─── INFORMATION SHOWN

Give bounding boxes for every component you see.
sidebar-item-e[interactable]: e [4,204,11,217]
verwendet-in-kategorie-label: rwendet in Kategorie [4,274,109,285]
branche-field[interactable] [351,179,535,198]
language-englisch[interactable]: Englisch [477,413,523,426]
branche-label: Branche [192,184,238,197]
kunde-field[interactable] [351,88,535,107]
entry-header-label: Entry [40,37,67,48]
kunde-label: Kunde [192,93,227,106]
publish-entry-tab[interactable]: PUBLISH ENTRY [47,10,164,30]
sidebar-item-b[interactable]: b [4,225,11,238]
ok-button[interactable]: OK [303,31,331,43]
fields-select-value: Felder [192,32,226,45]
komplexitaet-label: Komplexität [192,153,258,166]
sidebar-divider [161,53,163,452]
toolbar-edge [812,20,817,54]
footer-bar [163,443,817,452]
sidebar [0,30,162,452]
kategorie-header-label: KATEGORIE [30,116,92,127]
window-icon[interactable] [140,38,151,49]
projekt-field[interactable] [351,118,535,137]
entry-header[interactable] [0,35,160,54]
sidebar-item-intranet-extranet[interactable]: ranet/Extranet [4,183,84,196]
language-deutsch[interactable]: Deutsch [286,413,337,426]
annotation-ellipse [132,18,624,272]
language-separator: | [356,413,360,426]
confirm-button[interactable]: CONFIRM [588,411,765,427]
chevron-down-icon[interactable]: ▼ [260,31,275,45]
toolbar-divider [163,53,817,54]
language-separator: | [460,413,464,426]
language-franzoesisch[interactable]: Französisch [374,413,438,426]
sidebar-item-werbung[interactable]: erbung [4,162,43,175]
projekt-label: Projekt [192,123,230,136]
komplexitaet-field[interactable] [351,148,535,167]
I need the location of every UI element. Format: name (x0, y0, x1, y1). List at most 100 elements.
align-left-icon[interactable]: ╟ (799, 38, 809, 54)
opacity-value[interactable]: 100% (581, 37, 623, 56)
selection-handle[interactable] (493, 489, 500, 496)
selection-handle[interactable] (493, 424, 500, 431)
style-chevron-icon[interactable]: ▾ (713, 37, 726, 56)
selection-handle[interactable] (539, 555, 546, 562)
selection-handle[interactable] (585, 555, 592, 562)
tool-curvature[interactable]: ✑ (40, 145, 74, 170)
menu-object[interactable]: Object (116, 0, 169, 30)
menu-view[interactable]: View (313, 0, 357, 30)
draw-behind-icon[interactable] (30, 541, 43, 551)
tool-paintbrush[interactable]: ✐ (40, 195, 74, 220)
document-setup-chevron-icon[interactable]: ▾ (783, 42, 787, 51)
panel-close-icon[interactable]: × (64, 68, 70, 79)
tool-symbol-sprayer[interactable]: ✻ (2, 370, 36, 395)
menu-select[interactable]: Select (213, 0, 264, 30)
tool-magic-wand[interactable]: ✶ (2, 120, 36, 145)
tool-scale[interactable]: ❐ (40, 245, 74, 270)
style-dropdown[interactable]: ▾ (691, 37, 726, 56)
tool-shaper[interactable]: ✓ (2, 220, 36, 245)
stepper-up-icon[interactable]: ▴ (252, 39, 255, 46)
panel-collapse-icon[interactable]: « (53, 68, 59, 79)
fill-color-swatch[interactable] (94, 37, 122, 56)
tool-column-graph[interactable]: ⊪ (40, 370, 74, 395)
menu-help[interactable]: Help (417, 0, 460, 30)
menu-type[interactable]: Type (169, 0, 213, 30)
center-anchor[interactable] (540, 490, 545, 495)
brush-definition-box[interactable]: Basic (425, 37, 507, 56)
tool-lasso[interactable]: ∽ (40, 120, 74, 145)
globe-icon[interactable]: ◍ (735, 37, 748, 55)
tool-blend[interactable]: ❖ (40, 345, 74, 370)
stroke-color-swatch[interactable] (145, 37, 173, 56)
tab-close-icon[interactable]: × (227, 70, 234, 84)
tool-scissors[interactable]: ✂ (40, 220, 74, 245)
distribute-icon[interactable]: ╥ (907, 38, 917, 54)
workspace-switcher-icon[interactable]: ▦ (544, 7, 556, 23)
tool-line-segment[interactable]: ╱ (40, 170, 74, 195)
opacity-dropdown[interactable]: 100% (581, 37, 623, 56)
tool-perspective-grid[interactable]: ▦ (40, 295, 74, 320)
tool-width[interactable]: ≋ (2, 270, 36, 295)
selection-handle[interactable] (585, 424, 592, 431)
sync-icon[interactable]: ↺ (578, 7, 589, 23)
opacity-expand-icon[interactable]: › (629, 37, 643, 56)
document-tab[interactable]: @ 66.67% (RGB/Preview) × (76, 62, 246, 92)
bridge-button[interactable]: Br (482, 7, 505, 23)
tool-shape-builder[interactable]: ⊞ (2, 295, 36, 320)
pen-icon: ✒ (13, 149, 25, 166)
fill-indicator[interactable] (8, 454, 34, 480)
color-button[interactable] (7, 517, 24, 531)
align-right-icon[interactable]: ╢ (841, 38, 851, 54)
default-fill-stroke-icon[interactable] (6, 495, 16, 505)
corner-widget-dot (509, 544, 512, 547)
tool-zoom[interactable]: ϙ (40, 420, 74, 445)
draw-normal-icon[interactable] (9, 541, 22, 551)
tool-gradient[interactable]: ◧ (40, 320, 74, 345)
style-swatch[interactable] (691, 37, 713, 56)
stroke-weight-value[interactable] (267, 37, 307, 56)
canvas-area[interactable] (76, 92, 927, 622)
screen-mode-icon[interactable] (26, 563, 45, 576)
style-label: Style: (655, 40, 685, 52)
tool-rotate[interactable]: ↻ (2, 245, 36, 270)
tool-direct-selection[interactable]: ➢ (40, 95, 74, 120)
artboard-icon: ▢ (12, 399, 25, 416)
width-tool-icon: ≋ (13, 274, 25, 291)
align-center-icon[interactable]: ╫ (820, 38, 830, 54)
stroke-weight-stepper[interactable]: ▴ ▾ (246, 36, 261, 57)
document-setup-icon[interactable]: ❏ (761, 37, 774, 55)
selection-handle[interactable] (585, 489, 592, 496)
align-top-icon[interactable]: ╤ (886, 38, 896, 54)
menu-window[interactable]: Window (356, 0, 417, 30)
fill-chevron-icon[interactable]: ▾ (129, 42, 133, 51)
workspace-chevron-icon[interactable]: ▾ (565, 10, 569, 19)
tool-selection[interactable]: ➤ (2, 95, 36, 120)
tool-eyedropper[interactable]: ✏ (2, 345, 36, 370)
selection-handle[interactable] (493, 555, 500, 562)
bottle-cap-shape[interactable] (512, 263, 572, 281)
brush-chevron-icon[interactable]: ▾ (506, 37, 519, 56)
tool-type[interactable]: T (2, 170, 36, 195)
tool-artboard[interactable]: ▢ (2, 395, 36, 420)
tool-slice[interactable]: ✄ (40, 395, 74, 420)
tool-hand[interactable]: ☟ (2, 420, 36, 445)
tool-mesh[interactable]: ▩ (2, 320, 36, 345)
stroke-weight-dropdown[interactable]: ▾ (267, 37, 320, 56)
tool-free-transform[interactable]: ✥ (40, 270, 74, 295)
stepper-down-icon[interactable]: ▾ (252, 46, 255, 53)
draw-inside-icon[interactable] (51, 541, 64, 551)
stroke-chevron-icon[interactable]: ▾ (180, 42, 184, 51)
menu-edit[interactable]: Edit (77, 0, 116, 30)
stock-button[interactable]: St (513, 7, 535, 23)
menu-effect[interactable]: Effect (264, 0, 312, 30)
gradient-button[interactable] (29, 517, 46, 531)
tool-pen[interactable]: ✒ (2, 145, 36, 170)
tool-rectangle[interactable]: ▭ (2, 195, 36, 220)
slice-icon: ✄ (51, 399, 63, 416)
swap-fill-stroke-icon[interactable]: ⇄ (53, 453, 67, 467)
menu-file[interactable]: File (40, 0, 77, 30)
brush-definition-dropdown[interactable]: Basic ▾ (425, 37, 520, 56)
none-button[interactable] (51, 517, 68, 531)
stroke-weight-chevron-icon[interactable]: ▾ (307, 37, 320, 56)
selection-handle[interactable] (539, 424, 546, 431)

──────

REQUIREMENTS.
Copy out the material from its first line up to and including the line with "language-englisch[interactable]: Englisch [477,413,523,426]", with nothing changed.

SOLUTION FOR THIS EXERCISE.
Give bounding boxes for every component you see.
sidebar-item-e[interactable]: e [4,204,11,217]
verwendet-in-kategorie-label: rwendet in Kategorie [4,274,109,285]
branche-field[interactable] [351,179,535,198]
language-englisch[interactable]: Englisch [477,413,523,426]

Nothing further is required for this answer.